EXERCISE –
How many lines of the records below contain the word "title"? Answer with the number alone.

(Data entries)
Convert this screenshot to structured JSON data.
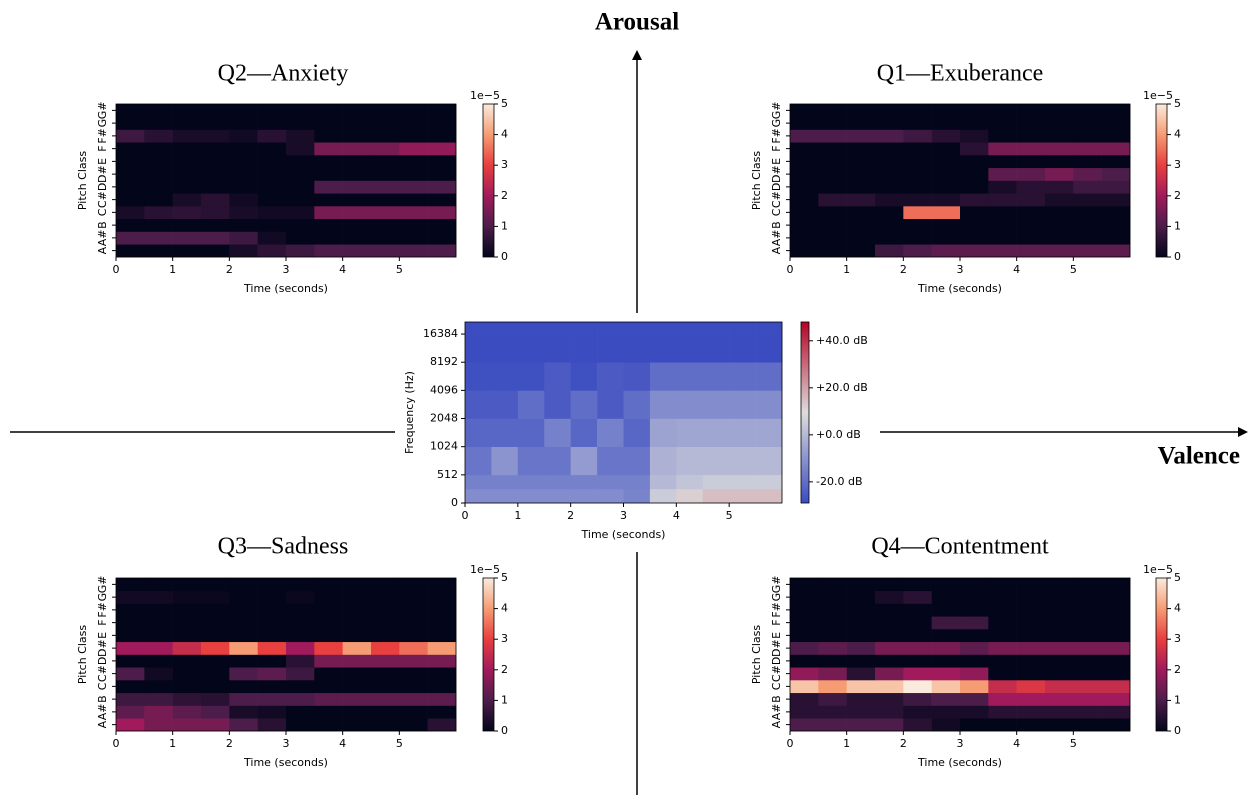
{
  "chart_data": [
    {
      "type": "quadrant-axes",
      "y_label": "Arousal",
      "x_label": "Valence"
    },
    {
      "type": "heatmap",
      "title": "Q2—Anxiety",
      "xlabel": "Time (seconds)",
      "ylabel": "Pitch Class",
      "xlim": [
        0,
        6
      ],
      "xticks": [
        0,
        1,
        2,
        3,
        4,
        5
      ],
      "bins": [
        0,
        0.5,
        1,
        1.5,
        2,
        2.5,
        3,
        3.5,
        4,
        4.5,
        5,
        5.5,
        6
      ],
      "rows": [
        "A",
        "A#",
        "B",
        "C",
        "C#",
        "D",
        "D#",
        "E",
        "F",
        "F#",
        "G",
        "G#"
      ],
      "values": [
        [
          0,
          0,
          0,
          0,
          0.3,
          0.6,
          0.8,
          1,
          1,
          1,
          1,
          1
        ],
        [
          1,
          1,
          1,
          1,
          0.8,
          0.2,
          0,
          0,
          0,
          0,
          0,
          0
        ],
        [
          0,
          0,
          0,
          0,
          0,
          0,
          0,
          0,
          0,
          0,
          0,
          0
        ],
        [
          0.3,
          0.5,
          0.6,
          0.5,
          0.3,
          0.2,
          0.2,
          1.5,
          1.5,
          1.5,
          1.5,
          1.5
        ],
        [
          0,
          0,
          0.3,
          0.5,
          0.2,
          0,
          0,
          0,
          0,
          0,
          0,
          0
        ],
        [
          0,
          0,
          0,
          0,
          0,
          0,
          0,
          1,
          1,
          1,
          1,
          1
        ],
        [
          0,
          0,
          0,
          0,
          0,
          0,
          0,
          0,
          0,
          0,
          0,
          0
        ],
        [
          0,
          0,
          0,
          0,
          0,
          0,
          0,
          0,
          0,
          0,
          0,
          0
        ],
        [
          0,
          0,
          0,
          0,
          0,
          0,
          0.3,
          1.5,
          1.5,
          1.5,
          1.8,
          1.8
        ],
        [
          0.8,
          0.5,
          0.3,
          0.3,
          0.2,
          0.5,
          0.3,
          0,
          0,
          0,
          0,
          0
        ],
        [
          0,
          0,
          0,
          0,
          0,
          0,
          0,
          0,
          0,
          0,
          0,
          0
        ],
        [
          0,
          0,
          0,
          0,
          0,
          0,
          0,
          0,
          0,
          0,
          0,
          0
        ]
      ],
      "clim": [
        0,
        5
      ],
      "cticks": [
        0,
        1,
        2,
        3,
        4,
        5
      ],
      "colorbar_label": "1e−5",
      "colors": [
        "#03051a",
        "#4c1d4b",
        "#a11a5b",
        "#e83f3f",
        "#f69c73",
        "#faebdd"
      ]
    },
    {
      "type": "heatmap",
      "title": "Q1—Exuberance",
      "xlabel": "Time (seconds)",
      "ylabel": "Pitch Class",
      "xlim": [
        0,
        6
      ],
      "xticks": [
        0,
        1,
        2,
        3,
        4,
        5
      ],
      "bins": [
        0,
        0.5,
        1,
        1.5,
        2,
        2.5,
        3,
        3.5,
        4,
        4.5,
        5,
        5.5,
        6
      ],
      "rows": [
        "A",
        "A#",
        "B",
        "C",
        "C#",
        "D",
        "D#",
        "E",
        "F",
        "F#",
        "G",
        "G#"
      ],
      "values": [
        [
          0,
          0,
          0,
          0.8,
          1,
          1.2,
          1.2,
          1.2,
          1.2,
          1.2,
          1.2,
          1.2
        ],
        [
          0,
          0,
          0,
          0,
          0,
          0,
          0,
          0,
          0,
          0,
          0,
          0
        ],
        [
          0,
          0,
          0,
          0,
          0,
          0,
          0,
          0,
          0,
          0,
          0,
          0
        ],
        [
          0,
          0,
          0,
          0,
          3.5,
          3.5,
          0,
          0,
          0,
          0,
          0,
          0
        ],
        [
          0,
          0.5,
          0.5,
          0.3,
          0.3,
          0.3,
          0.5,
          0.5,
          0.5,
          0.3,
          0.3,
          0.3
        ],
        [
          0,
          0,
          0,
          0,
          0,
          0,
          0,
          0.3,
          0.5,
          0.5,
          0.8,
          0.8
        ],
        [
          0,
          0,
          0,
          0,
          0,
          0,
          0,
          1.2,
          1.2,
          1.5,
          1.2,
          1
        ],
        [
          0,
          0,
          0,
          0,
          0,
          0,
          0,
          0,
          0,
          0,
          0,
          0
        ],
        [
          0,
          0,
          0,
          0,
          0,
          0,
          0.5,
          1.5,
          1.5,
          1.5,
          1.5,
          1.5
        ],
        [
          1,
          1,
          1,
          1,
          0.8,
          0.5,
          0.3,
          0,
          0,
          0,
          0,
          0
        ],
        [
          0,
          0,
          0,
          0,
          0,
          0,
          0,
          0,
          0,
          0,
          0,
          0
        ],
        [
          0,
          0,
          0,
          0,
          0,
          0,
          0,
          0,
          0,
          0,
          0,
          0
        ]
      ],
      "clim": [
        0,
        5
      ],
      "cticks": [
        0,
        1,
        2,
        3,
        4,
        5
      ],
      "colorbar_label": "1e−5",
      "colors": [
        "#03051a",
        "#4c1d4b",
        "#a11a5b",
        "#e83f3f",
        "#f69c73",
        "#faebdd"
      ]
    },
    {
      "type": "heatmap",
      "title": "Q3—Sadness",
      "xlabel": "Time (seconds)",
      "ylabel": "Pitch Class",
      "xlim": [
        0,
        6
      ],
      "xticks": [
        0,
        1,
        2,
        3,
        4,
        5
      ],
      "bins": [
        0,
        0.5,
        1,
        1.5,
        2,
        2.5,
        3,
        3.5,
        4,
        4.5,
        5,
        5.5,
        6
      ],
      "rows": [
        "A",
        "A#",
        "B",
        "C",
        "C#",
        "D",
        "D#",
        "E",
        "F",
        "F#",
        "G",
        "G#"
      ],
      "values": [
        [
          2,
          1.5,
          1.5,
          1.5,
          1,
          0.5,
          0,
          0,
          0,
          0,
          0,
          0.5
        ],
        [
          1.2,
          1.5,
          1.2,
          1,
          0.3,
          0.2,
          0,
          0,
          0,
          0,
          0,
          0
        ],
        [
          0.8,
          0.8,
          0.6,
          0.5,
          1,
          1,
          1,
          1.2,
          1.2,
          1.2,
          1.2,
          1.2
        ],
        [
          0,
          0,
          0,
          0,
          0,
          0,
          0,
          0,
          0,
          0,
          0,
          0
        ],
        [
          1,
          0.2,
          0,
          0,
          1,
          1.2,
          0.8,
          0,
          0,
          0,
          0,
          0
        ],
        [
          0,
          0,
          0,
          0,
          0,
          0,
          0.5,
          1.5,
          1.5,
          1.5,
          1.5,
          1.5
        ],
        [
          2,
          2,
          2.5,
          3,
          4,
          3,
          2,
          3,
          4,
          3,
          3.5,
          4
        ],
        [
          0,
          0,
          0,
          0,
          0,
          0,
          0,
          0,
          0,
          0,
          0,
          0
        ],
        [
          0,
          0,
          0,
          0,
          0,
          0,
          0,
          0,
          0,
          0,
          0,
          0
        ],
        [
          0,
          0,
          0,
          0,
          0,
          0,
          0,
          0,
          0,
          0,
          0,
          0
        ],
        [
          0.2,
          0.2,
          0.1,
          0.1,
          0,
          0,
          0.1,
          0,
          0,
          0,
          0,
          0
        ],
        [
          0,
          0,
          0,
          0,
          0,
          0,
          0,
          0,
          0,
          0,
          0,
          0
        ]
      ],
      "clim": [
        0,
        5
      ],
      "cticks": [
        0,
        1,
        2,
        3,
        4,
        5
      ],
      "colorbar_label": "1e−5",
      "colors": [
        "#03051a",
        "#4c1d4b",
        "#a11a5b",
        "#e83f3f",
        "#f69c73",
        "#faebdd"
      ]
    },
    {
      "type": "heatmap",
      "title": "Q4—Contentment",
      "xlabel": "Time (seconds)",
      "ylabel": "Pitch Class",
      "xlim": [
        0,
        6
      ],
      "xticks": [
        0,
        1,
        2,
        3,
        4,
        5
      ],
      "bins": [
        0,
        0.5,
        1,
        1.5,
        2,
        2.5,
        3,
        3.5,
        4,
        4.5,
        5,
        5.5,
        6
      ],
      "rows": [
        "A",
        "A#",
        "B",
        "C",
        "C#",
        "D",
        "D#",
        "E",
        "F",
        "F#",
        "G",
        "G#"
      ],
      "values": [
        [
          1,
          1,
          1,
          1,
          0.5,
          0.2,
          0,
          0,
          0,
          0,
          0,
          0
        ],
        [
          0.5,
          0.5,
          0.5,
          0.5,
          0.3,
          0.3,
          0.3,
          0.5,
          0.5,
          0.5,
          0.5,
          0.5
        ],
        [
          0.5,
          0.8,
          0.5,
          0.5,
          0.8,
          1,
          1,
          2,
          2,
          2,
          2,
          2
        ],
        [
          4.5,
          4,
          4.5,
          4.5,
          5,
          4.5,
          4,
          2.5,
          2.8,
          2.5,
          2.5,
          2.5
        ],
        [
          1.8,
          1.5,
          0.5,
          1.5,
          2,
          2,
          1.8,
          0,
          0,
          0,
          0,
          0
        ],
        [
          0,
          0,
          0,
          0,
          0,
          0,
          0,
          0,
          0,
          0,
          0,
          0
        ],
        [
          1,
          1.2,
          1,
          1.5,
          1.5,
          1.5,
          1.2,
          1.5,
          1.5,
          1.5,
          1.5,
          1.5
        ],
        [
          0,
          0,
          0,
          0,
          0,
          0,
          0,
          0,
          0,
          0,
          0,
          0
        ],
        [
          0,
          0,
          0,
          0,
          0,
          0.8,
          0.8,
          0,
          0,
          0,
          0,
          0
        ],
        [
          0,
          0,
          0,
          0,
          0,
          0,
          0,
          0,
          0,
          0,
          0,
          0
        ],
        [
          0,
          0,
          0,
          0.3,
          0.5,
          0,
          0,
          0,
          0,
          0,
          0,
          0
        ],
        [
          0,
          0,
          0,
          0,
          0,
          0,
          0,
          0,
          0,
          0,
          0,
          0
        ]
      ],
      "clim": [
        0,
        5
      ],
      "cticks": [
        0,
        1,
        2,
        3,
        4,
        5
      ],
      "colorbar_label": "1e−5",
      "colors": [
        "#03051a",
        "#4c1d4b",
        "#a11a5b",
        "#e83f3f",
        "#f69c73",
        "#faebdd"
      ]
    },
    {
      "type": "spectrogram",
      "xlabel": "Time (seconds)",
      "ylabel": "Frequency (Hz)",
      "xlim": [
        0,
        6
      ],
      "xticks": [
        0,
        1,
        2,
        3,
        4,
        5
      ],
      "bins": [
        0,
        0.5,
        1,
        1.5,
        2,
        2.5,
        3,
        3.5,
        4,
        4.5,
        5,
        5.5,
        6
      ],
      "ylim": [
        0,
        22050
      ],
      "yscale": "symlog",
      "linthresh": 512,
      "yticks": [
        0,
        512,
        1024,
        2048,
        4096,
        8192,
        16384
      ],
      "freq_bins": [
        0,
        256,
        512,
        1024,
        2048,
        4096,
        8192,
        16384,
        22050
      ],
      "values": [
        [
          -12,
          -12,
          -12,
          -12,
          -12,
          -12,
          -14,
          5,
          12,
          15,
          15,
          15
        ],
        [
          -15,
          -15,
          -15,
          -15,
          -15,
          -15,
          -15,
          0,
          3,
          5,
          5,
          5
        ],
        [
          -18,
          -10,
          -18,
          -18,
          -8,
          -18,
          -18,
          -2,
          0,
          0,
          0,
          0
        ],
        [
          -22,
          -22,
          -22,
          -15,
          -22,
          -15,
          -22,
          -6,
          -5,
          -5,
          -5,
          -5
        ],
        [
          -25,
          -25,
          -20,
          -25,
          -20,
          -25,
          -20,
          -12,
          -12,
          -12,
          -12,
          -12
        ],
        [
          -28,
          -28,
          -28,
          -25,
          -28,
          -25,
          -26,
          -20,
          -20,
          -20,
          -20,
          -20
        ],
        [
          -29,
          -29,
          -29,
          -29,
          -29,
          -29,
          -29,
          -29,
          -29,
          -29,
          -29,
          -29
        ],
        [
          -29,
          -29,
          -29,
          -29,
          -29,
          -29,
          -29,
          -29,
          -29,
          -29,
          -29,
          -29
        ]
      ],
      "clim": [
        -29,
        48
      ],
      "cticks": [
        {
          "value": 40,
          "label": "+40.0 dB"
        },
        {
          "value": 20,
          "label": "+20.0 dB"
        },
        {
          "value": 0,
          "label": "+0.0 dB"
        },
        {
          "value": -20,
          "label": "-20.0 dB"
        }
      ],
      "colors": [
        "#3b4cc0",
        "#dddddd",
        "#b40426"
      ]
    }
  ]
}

...

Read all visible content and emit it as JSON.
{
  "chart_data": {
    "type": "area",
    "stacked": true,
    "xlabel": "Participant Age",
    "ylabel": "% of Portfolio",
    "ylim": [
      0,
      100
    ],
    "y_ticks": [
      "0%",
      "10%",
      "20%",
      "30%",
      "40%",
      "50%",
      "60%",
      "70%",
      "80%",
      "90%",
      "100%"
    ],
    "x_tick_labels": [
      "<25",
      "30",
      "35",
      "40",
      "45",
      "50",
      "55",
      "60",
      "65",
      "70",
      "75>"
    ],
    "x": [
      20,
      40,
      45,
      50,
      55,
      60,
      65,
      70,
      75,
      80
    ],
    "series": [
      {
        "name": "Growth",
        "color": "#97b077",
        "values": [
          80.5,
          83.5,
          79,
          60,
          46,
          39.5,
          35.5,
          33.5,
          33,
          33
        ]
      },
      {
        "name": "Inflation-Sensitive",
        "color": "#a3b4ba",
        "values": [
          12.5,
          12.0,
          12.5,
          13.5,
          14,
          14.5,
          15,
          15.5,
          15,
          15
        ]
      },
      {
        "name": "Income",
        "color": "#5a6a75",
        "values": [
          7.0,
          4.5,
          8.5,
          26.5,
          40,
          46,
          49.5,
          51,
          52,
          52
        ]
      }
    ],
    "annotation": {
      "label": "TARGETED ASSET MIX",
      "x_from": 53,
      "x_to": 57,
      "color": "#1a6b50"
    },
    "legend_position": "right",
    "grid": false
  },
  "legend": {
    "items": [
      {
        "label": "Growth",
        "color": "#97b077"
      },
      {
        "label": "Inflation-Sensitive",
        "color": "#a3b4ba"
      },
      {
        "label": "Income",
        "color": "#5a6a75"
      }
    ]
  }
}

...

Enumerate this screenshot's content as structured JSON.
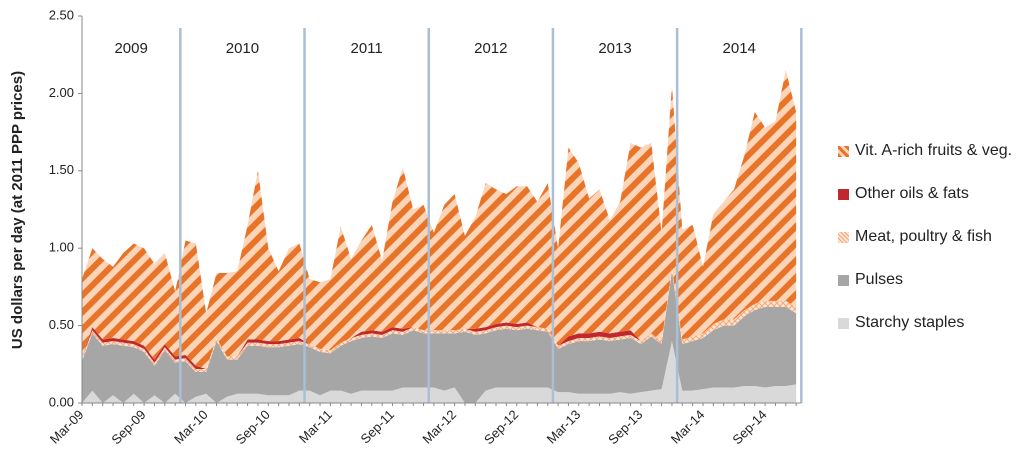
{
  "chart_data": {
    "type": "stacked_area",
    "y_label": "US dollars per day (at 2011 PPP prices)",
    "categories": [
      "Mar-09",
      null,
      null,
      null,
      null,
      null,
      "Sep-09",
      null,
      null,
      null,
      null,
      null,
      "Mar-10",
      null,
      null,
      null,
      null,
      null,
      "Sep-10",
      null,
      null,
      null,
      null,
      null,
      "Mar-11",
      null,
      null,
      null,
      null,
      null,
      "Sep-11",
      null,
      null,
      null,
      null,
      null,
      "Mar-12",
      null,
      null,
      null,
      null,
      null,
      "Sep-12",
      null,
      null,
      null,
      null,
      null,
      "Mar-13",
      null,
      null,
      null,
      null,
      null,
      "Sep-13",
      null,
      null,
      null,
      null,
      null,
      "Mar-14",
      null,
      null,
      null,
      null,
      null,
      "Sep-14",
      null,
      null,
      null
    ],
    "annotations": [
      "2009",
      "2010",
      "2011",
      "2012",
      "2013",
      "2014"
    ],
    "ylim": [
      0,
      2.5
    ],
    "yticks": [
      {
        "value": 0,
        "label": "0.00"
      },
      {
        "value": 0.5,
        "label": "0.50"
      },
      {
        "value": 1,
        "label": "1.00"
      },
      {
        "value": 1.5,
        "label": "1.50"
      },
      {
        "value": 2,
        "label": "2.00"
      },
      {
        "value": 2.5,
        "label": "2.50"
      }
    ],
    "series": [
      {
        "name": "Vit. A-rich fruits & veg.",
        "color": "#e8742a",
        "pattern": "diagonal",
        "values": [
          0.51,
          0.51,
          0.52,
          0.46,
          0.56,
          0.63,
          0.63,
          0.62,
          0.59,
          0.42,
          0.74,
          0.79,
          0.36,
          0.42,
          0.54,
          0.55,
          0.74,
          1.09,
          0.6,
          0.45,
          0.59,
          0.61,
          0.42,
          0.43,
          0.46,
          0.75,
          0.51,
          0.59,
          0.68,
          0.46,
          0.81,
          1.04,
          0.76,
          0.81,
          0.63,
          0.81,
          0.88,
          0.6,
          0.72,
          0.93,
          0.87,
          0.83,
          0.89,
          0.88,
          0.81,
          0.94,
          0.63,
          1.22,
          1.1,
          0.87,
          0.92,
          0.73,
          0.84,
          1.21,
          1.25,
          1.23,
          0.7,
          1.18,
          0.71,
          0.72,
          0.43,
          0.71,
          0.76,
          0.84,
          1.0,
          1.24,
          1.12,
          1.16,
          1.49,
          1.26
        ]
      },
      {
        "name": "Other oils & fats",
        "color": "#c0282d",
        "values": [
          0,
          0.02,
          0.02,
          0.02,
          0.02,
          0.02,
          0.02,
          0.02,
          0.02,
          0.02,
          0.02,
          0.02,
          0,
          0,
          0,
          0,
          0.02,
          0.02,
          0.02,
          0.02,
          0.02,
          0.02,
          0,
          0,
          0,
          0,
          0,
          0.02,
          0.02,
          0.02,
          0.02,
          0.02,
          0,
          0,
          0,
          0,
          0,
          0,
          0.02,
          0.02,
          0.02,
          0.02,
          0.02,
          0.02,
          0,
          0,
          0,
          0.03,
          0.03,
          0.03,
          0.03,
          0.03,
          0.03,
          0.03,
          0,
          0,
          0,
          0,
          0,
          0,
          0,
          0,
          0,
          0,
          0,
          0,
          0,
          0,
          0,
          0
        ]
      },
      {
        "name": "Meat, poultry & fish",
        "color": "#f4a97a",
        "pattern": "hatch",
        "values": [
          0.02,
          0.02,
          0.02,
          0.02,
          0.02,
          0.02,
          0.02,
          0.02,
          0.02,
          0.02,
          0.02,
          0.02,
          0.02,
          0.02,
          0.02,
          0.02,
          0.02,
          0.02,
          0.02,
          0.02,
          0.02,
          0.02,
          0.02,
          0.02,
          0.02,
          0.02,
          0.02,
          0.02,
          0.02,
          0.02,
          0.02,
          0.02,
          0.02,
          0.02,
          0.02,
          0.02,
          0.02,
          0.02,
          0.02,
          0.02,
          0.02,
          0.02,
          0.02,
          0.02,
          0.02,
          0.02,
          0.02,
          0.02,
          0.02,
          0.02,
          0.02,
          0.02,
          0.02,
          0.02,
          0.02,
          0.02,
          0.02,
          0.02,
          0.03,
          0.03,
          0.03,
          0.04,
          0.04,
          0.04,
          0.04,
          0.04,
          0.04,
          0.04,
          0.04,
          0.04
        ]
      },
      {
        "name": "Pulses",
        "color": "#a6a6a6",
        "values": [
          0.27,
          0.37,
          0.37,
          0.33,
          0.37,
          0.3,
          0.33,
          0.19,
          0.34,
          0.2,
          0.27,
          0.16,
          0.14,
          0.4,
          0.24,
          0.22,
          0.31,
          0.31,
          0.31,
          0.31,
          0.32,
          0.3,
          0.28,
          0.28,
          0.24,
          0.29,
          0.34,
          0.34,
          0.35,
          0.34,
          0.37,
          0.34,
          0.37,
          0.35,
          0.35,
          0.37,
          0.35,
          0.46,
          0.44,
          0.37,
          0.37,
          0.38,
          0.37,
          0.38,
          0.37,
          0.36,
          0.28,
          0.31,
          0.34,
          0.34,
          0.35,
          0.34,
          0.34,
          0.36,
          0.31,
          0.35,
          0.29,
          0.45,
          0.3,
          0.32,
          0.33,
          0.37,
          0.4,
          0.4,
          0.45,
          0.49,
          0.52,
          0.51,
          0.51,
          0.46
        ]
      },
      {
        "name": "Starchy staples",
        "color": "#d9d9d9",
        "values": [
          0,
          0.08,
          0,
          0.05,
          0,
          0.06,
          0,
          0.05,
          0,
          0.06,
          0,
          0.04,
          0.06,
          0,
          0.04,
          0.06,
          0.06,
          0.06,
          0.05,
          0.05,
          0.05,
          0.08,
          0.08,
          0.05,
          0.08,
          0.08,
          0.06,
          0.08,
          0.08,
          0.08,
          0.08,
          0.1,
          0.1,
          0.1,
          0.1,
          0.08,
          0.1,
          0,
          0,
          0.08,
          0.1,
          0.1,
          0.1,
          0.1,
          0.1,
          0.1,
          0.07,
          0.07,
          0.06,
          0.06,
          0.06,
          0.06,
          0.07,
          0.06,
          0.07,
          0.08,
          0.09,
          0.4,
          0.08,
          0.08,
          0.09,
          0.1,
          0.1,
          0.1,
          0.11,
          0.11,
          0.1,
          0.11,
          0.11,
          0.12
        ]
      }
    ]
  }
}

FULL SOLUTION –
4